▶ _Task statement_
Please output every line of the material as it stands, without the pictures.

*** Input records ***

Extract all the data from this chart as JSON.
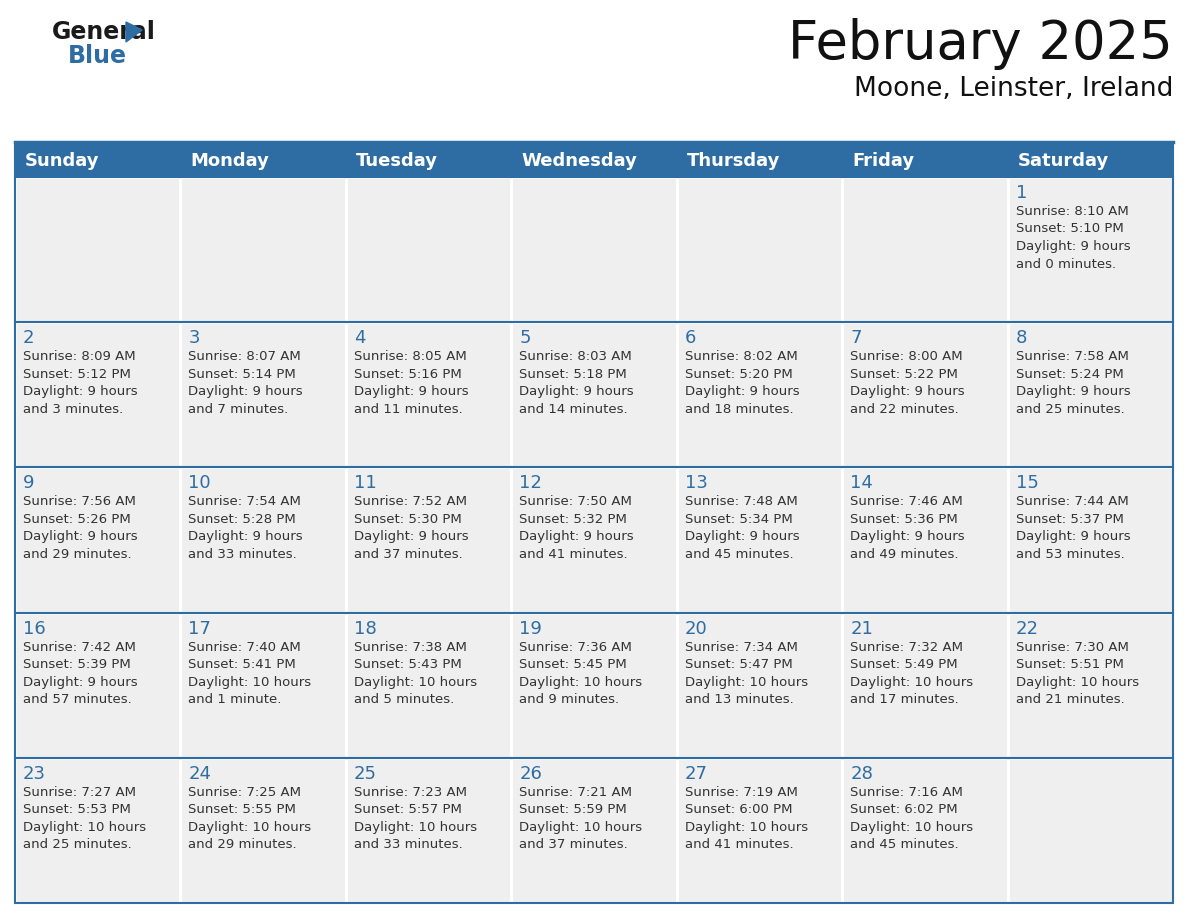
{
  "title": "February 2025",
  "subtitle": "Moone, Leinster, Ireland",
  "header_color": "#2E6DA4",
  "header_text_color": "#FFFFFF",
  "cell_bg_color": "#EFEFEF",
  "cell_border_color": "#2E6DA4",
  "day_number_color": "#2E6DA4",
  "text_color": "#333333",
  "days_of_week": [
    "Sunday",
    "Monday",
    "Tuesday",
    "Wednesday",
    "Thursday",
    "Friday",
    "Saturday"
  ],
  "weeks": [
    [
      {
        "day": null,
        "info": null
      },
      {
        "day": null,
        "info": null
      },
      {
        "day": null,
        "info": null
      },
      {
        "day": null,
        "info": null
      },
      {
        "day": null,
        "info": null
      },
      {
        "day": null,
        "info": null
      },
      {
        "day": 1,
        "info": "Sunrise: 8:10 AM\nSunset: 5:10 PM\nDaylight: 9 hours\nand 0 minutes."
      }
    ],
    [
      {
        "day": 2,
        "info": "Sunrise: 8:09 AM\nSunset: 5:12 PM\nDaylight: 9 hours\nand 3 minutes."
      },
      {
        "day": 3,
        "info": "Sunrise: 8:07 AM\nSunset: 5:14 PM\nDaylight: 9 hours\nand 7 minutes."
      },
      {
        "day": 4,
        "info": "Sunrise: 8:05 AM\nSunset: 5:16 PM\nDaylight: 9 hours\nand 11 minutes."
      },
      {
        "day": 5,
        "info": "Sunrise: 8:03 AM\nSunset: 5:18 PM\nDaylight: 9 hours\nand 14 minutes."
      },
      {
        "day": 6,
        "info": "Sunrise: 8:02 AM\nSunset: 5:20 PM\nDaylight: 9 hours\nand 18 minutes."
      },
      {
        "day": 7,
        "info": "Sunrise: 8:00 AM\nSunset: 5:22 PM\nDaylight: 9 hours\nand 22 minutes."
      },
      {
        "day": 8,
        "info": "Sunrise: 7:58 AM\nSunset: 5:24 PM\nDaylight: 9 hours\nand 25 minutes."
      }
    ],
    [
      {
        "day": 9,
        "info": "Sunrise: 7:56 AM\nSunset: 5:26 PM\nDaylight: 9 hours\nand 29 minutes."
      },
      {
        "day": 10,
        "info": "Sunrise: 7:54 AM\nSunset: 5:28 PM\nDaylight: 9 hours\nand 33 minutes."
      },
      {
        "day": 11,
        "info": "Sunrise: 7:52 AM\nSunset: 5:30 PM\nDaylight: 9 hours\nand 37 minutes."
      },
      {
        "day": 12,
        "info": "Sunrise: 7:50 AM\nSunset: 5:32 PM\nDaylight: 9 hours\nand 41 minutes."
      },
      {
        "day": 13,
        "info": "Sunrise: 7:48 AM\nSunset: 5:34 PM\nDaylight: 9 hours\nand 45 minutes."
      },
      {
        "day": 14,
        "info": "Sunrise: 7:46 AM\nSunset: 5:36 PM\nDaylight: 9 hours\nand 49 minutes."
      },
      {
        "day": 15,
        "info": "Sunrise: 7:44 AM\nSunset: 5:37 PM\nDaylight: 9 hours\nand 53 minutes."
      }
    ],
    [
      {
        "day": 16,
        "info": "Sunrise: 7:42 AM\nSunset: 5:39 PM\nDaylight: 9 hours\nand 57 minutes."
      },
      {
        "day": 17,
        "info": "Sunrise: 7:40 AM\nSunset: 5:41 PM\nDaylight: 10 hours\nand 1 minute."
      },
      {
        "day": 18,
        "info": "Sunrise: 7:38 AM\nSunset: 5:43 PM\nDaylight: 10 hours\nand 5 minutes."
      },
      {
        "day": 19,
        "info": "Sunrise: 7:36 AM\nSunset: 5:45 PM\nDaylight: 10 hours\nand 9 minutes."
      },
      {
        "day": 20,
        "info": "Sunrise: 7:34 AM\nSunset: 5:47 PM\nDaylight: 10 hours\nand 13 minutes."
      },
      {
        "day": 21,
        "info": "Sunrise: 7:32 AM\nSunset: 5:49 PM\nDaylight: 10 hours\nand 17 minutes."
      },
      {
        "day": 22,
        "info": "Sunrise: 7:30 AM\nSunset: 5:51 PM\nDaylight: 10 hours\nand 21 minutes."
      }
    ],
    [
      {
        "day": 23,
        "info": "Sunrise: 7:27 AM\nSunset: 5:53 PM\nDaylight: 10 hours\nand 25 minutes."
      },
      {
        "day": 24,
        "info": "Sunrise: 7:25 AM\nSunset: 5:55 PM\nDaylight: 10 hours\nand 29 minutes."
      },
      {
        "day": 25,
        "info": "Sunrise: 7:23 AM\nSunset: 5:57 PM\nDaylight: 10 hours\nand 33 minutes."
      },
      {
        "day": 26,
        "info": "Sunrise: 7:21 AM\nSunset: 5:59 PM\nDaylight: 10 hours\nand 37 minutes."
      },
      {
        "day": 27,
        "info": "Sunrise: 7:19 AM\nSunset: 6:00 PM\nDaylight: 10 hours\nand 41 minutes."
      },
      {
        "day": 28,
        "info": "Sunrise: 7:16 AM\nSunset: 6:02 PM\nDaylight: 10 hours\nand 45 minutes."
      },
      {
        "day": null,
        "info": null
      }
    ]
  ],
  "title_fontsize": 38,
  "subtitle_fontsize": 19,
  "header_fontsize": 13,
  "day_number_fontsize": 13,
  "cell_text_fontsize": 9.5,
  "logo_general_fontsize": 17,
  "logo_blue_fontsize": 17
}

***

▶ _Exercise output_
Extract all the data from this chart as JSON.
{
  "title": "February 2025",
  "subtitle": "Moone, Leinster, Ireland",
  "header_color": "#2E6DA4",
  "header_text_color": "#FFFFFF",
  "cell_bg_color": "#EFEFEF",
  "cell_border_color": "#2E6DA4",
  "day_number_color": "#2E6DA4",
  "text_color": "#333333",
  "days_of_week": [
    "Sunday",
    "Monday",
    "Tuesday",
    "Wednesday",
    "Thursday",
    "Friday",
    "Saturday"
  ],
  "weeks": [
    [
      {
        "day": null,
        "info": null
      },
      {
        "day": null,
        "info": null
      },
      {
        "day": null,
        "info": null
      },
      {
        "day": null,
        "info": null
      },
      {
        "day": null,
        "info": null
      },
      {
        "day": null,
        "info": null
      },
      {
        "day": 1,
        "info": "Sunrise: 8:10 AM\nSunset: 5:10 PM\nDaylight: 9 hours\nand 0 minutes."
      }
    ],
    [
      {
        "day": 2,
        "info": "Sunrise: 8:09 AM\nSunset: 5:12 PM\nDaylight: 9 hours\nand 3 minutes."
      },
      {
        "day": 3,
        "info": "Sunrise: 8:07 AM\nSunset: 5:14 PM\nDaylight: 9 hours\nand 7 minutes."
      },
      {
        "day": 4,
        "info": "Sunrise: 8:05 AM\nSunset: 5:16 PM\nDaylight: 9 hours\nand 11 minutes."
      },
      {
        "day": 5,
        "info": "Sunrise: 8:03 AM\nSunset: 5:18 PM\nDaylight: 9 hours\nand 14 minutes."
      },
      {
        "day": 6,
        "info": "Sunrise: 8:02 AM\nSunset: 5:20 PM\nDaylight: 9 hours\nand 18 minutes."
      },
      {
        "day": 7,
        "info": "Sunrise: 8:00 AM\nSunset: 5:22 PM\nDaylight: 9 hours\nand 22 minutes."
      },
      {
        "day": 8,
        "info": "Sunrise: 7:58 AM\nSunset: 5:24 PM\nDaylight: 9 hours\nand 25 minutes."
      }
    ],
    [
      {
        "day": 9,
        "info": "Sunrise: 7:56 AM\nSunset: 5:26 PM\nDaylight: 9 hours\nand 29 minutes."
      },
      {
        "day": 10,
        "info": "Sunrise: 7:54 AM\nSunset: 5:28 PM\nDaylight: 9 hours\nand 33 minutes."
      },
      {
        "day": 11,
        "info": "Sunrise: 7:52 AM\nSunset: 5:30 PM\nDaylight: 9 hours\nand 37 minutes."
      },
      {
        "day": 12,
        "info": "Sunrise: 7:50 AM\nSunset: 5:32 PM\nDaylight: 9 hours\nand 41 minutes."
      },
      {
        "day": 13,
        "info": "Sunrise: 7:48 AM\nSunset: 5:34 PM\nDaylight: 9 hours\nand 45 minutes."
      },
      {
        "day": 14,
        "info": "Sunrise: 7:46 AM\nSunset: 5:36 PM\nDaylight: 9 hours\nand 49 minutes."
      },
      {
        "day": 15,
        "info": "Sunrise: 7:44 AM\nSunset: 5:37 PM\nDaylight: 9 hours\nand 53 minutes."
      }
    ],
    [
      {
        "day": 16,
        "info": "Sunrise: 7:42 AM\nSunset: 5:39 PM\nDaylight: 9 hours\nand 57 minutes."
      },
      {
        "day": 17,
        "info": "Sunrise: 7:40 AM\nSunset: 5:41 PM\nDaylight: 10 hours\nand 1 minute."
      },
      {
        "day": 18,
        "info": "Sunrise: 7:38 AM\nSunset: 5:43 PM\nDaylight: 10 hours\nand 5 minutes."
      },
      {
        "day": 19,
        "info": "Sunrise: 7:36 AM\nSunset: 5:45 PM\nDaylight: 10 hours\nand 9 minutes."
      },
      {
        "day": 20,
        "info": "Sunrise: 7:34 AM\nSunset: 5:47 PM\nDaylight: 10 hours\nand 13 minutes."
      },
      {
        "day": 21,
        "info": "Sunrise: 7:32 AM\nSunset: 5:49 PM\nDaylight: 10 hours\nand 17 minutes."
      },
      {
        "day": 22,
        "info": "Sunrise: 7:30 AM\nSunset: 5:51 PM\nDaylight: 10 hours\nand 21 minutes."
      }
    ],
    [
      {
        "day": 23,
        "info": "Sunrise: 7:27 AM\nSunset: 5:53 PM\nDaylight: 10 hours\nand 25 minutes."
      },
      {
        "day": 24,
        "info": "Sunrise: 7:25 AM\nSunset: 5:55 PM\nDaylight: 10 hours\nand 29 minutes."
      },
      {
        "day": 25,
        "info": "Sunrise: 7:23 AM\nSunset: 5:57 PM\nDaylight: 10 hours\nand 33 minutes."
      },
      {
        "day": 26,
        "info": "Sunrise: 7:21 AM\nSunset: 5:59 PM\nDaylight: 10 hours\nand 37 minutes."
      },
      {
        "day": 27,
        "info": "Sunrise: 7:19 AM\nSunset: 6:00 PM\nDaylight: 10 hours\nand 41 minutes."
      },
      {
        "day": 28,
        "info": "Sunrise: 7:16 AM\nSunset: 6:02 PM\nDaylight: 10 hours\nand 45 minutes."
      },
      {
        "day": null,
        "info": null
      }
    ]
  ],
  "title_fontsize": 38,
  "subtitle_fontsize": 19,
  "header_fontsize": 13,
  "day_number_fontsize": 13,
  "cell_text_fontsize": 9.5,
  "logo_general_fontsize": 17,
  "logo_blue_fontsize": 17
}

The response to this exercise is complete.